**TASK OBJECTIVE**
Copy all lines below containing "option".

** start of INPUT ROWS **

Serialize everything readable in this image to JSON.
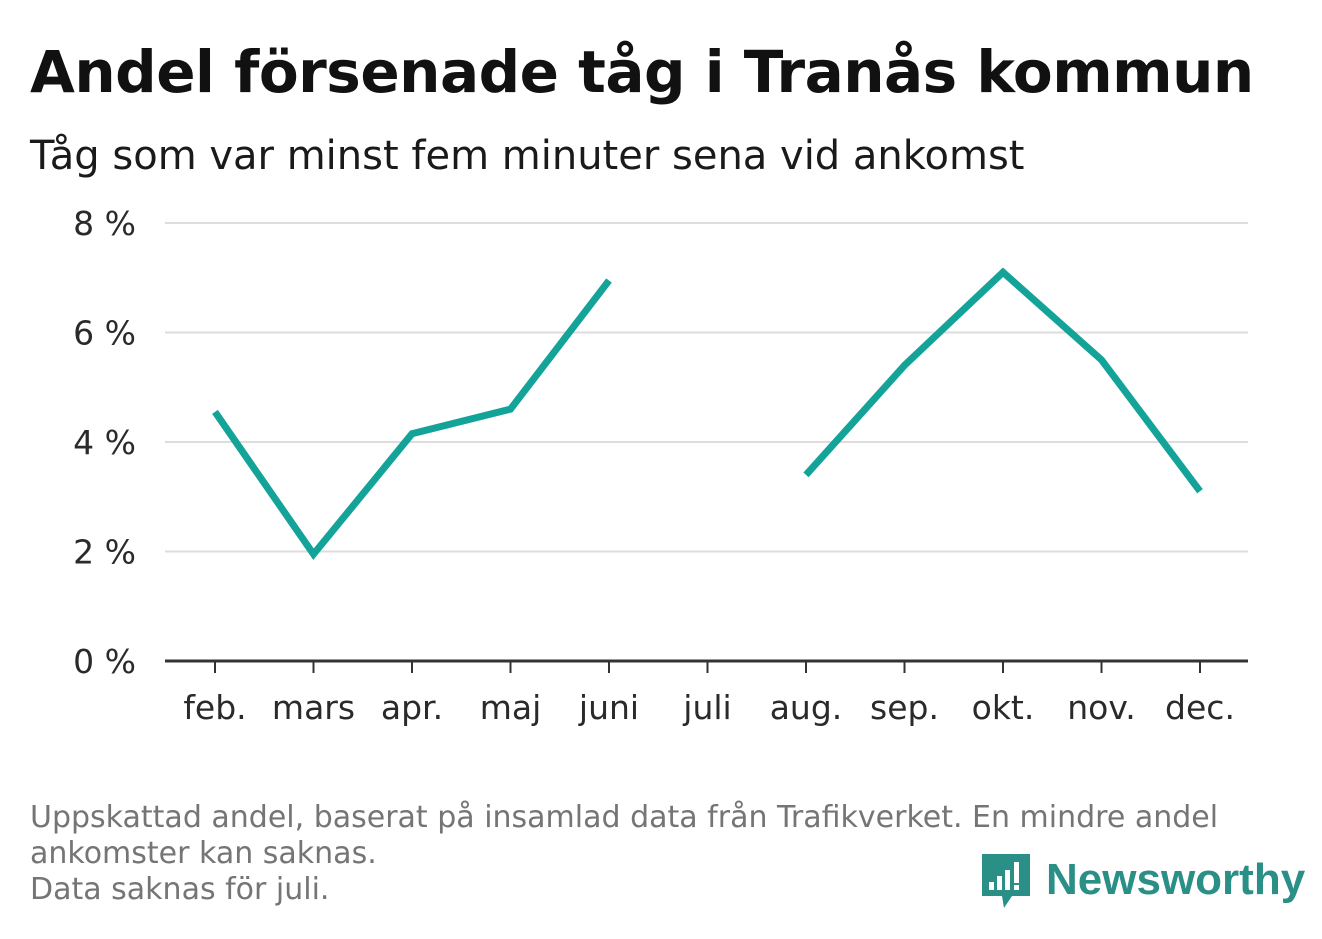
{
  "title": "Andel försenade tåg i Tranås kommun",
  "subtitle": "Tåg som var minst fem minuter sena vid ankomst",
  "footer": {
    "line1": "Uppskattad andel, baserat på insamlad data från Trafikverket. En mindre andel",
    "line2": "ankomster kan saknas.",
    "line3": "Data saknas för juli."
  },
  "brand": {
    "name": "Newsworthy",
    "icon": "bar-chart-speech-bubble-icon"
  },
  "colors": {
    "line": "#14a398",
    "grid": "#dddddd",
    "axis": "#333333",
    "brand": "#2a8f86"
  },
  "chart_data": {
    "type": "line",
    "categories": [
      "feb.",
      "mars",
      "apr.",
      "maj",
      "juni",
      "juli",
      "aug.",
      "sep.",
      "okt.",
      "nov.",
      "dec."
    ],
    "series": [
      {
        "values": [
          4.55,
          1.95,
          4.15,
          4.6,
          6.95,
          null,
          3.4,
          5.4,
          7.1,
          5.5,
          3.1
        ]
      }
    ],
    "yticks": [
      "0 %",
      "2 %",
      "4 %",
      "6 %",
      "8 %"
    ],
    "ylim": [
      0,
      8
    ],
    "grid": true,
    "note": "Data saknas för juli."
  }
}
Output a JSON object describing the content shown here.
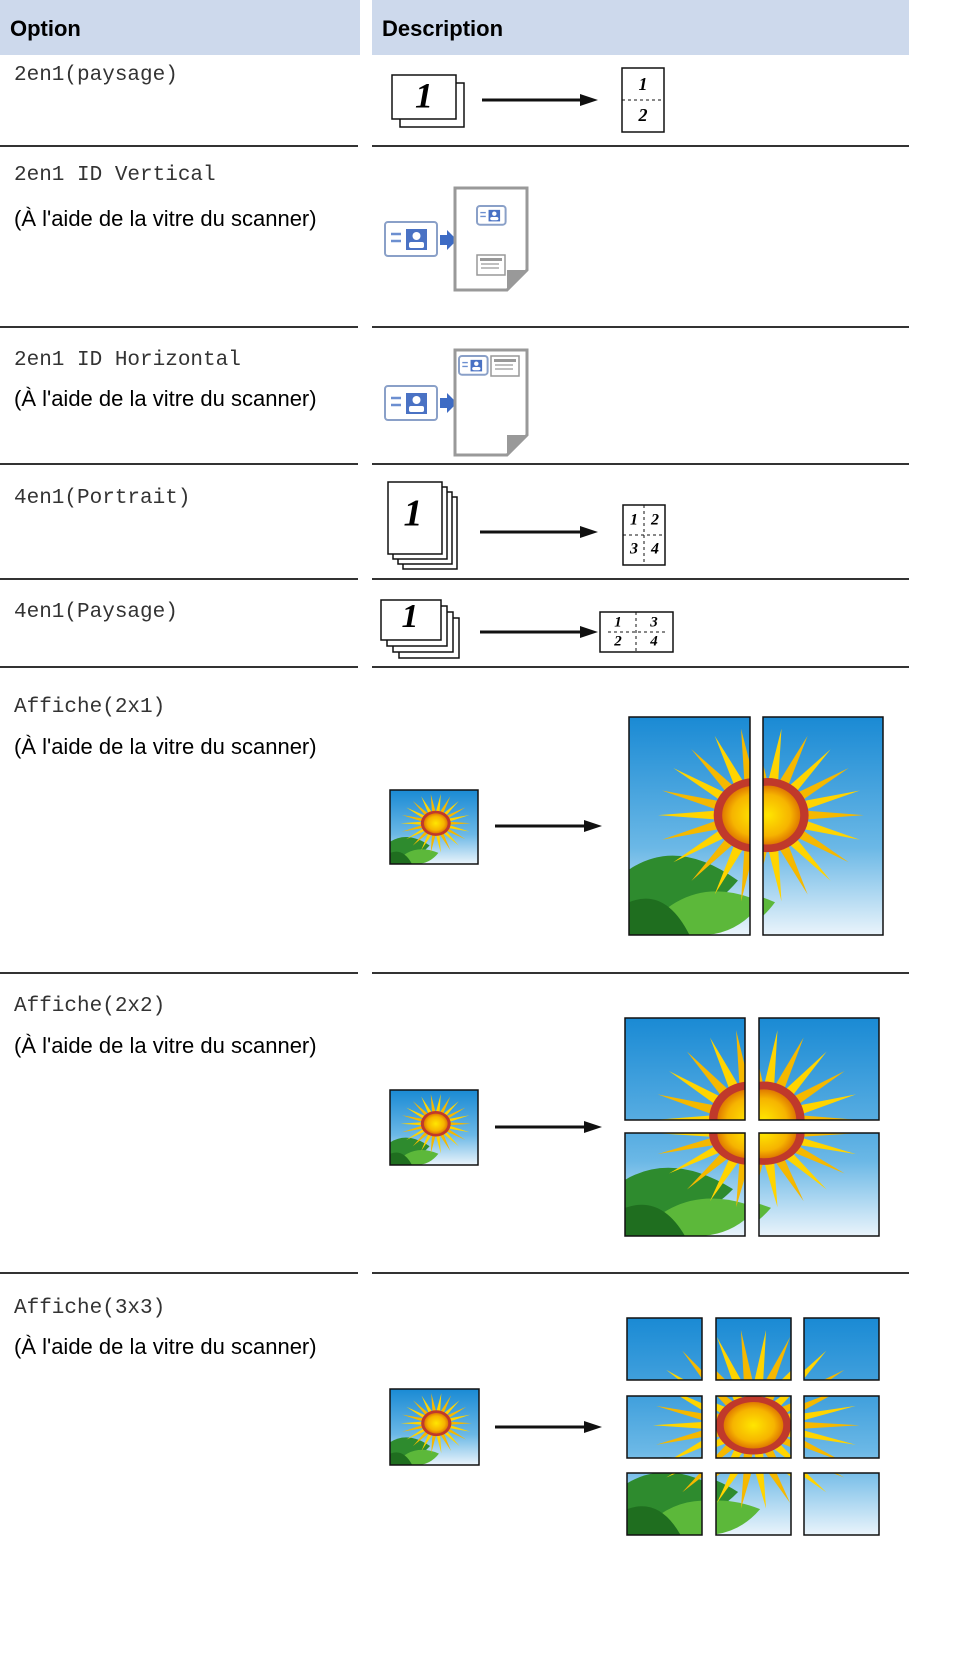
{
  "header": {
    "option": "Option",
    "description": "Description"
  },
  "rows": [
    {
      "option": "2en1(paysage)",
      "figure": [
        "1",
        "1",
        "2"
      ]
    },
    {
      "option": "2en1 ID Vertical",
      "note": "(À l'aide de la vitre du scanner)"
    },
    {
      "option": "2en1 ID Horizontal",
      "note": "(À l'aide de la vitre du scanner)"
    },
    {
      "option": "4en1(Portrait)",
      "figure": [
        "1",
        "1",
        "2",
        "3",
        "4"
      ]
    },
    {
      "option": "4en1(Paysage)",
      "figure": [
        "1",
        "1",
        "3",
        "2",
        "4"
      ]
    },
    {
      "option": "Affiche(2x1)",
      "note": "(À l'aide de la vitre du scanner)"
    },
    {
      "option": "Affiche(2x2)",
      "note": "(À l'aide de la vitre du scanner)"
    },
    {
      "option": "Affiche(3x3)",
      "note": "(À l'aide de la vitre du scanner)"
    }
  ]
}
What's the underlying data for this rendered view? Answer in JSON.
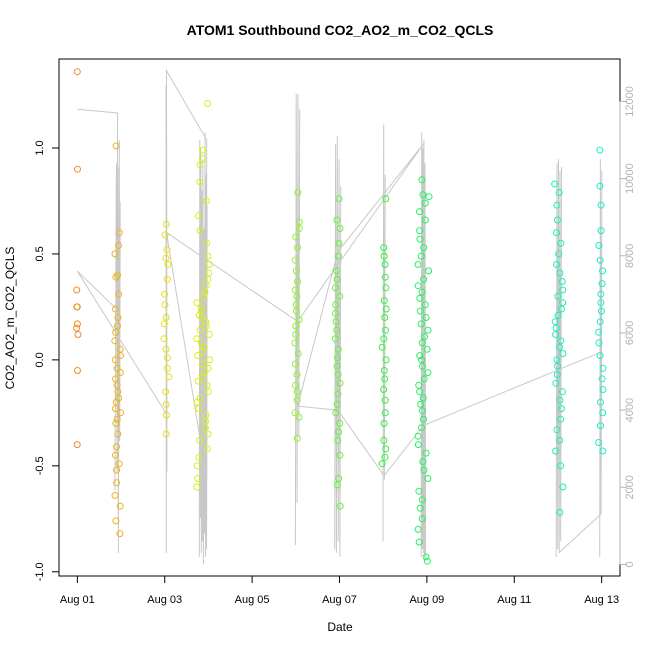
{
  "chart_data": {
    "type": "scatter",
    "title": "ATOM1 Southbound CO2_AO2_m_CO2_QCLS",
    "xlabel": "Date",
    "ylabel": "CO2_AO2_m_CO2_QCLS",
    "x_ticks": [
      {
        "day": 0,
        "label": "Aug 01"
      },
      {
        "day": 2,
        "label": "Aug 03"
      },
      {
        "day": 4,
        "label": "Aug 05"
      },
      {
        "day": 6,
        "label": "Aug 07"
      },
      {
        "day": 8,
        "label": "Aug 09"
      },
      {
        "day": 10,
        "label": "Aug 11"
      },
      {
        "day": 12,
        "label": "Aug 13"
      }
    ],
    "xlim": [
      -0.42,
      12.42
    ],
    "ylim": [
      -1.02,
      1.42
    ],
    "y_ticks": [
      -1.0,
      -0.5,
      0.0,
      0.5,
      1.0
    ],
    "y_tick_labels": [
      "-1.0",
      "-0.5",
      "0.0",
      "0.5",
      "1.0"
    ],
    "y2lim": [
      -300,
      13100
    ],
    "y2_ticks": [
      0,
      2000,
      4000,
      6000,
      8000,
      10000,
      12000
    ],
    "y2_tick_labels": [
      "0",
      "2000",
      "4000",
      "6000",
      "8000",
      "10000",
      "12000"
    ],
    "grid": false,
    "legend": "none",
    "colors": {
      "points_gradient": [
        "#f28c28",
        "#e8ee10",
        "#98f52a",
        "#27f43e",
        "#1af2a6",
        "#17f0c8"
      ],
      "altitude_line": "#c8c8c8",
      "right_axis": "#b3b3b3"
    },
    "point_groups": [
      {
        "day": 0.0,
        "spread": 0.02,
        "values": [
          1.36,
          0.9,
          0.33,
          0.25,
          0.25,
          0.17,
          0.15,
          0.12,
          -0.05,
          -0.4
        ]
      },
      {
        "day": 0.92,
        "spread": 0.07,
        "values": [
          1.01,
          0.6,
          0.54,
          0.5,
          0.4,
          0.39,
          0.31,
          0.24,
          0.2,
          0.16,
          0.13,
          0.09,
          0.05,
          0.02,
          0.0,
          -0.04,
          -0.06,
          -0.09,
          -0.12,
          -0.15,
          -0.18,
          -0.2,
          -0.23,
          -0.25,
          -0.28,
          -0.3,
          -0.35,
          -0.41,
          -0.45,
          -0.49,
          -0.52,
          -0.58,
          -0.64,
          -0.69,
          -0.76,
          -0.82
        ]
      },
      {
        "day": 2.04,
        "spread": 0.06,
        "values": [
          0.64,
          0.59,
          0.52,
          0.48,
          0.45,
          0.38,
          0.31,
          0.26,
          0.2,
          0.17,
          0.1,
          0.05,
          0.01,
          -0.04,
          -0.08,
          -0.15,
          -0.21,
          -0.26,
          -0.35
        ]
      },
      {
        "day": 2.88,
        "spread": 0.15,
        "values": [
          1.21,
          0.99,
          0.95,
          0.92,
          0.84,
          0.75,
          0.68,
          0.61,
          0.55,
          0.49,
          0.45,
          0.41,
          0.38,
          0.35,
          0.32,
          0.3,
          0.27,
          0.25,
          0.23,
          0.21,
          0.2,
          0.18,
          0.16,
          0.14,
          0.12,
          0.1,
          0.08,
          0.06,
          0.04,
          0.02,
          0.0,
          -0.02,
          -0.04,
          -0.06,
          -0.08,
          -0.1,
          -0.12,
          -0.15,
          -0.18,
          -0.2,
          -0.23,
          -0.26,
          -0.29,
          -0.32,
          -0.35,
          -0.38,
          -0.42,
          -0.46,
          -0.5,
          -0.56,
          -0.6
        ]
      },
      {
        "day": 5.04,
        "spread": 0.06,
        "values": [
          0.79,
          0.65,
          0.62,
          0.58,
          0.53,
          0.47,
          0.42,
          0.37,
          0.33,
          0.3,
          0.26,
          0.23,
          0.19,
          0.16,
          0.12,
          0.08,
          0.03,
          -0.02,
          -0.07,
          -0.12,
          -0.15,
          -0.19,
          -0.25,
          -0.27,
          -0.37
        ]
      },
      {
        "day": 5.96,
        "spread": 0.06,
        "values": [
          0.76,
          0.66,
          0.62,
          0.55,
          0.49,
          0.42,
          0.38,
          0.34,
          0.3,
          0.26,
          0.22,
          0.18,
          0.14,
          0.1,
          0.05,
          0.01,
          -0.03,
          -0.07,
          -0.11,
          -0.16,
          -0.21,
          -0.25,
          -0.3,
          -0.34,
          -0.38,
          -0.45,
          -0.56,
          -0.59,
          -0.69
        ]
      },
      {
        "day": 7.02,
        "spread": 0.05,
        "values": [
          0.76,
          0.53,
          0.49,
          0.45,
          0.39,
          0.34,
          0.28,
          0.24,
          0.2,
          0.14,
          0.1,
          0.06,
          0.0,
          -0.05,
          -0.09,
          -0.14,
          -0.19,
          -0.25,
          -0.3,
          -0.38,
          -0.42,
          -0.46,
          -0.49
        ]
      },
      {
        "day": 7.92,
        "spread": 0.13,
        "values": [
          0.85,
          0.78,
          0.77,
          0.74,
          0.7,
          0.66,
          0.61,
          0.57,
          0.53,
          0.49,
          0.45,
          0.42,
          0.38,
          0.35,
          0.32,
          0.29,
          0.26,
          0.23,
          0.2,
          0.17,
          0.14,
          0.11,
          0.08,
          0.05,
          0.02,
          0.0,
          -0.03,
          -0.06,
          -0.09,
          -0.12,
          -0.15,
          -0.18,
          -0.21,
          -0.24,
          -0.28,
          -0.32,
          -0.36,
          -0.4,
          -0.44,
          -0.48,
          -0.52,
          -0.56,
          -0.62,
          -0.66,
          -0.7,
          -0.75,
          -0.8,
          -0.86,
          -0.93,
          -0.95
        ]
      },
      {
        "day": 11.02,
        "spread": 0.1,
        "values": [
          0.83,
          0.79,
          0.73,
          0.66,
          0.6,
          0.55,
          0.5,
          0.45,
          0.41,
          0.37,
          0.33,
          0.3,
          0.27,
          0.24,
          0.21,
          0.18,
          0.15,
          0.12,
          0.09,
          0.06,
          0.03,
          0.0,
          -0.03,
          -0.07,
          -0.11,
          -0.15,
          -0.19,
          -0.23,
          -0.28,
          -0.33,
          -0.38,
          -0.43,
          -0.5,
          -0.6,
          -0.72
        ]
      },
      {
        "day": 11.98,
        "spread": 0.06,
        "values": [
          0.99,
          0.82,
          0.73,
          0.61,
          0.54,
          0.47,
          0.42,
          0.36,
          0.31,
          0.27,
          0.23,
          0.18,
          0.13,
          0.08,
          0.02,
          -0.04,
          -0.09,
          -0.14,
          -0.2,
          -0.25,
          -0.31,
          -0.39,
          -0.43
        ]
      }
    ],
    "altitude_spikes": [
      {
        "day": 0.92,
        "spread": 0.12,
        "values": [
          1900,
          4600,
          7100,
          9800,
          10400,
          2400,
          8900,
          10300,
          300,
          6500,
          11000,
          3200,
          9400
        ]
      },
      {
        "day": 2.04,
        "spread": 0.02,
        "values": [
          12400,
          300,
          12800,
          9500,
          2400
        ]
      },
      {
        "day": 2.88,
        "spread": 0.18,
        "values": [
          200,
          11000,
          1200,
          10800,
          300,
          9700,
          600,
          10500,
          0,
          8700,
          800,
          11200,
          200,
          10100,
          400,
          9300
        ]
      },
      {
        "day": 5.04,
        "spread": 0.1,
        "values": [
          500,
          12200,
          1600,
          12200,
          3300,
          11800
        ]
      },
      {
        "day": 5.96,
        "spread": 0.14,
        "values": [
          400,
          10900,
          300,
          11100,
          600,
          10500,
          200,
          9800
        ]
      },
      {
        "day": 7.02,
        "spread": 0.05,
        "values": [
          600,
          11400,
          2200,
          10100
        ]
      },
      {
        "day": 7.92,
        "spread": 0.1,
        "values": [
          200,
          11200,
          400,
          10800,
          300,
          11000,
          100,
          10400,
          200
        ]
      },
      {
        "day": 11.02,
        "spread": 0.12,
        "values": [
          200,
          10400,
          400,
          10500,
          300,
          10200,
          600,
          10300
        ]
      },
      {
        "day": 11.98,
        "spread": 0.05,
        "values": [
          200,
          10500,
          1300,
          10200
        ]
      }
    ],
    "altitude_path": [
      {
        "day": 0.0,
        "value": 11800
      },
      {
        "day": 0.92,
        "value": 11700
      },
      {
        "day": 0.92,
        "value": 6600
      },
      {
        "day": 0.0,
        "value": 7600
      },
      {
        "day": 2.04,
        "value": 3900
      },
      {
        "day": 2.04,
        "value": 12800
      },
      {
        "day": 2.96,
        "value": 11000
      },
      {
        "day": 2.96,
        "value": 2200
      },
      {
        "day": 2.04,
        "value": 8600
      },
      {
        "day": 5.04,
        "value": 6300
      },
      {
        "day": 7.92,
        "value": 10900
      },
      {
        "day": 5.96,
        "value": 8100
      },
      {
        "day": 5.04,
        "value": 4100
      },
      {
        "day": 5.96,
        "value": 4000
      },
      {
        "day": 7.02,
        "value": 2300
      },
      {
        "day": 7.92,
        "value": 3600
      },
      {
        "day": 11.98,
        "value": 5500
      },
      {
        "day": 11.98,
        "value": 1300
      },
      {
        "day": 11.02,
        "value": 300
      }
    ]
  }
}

** end of INPUT ROWS **

**TASK RESPONSE**
    "option": "Option",
      "option": "2en1(paysage)",
      "option": "2en1 ID Vertical",
      "option": "2en1 ID Horizontal",
      "option": "4en1(Portrait)",
      "option": "4en1(Paysage)",
      "option": "Affiche(2x1)",
      "option": "Affiche(2x2)",
      "option": "Affiche(3x3)",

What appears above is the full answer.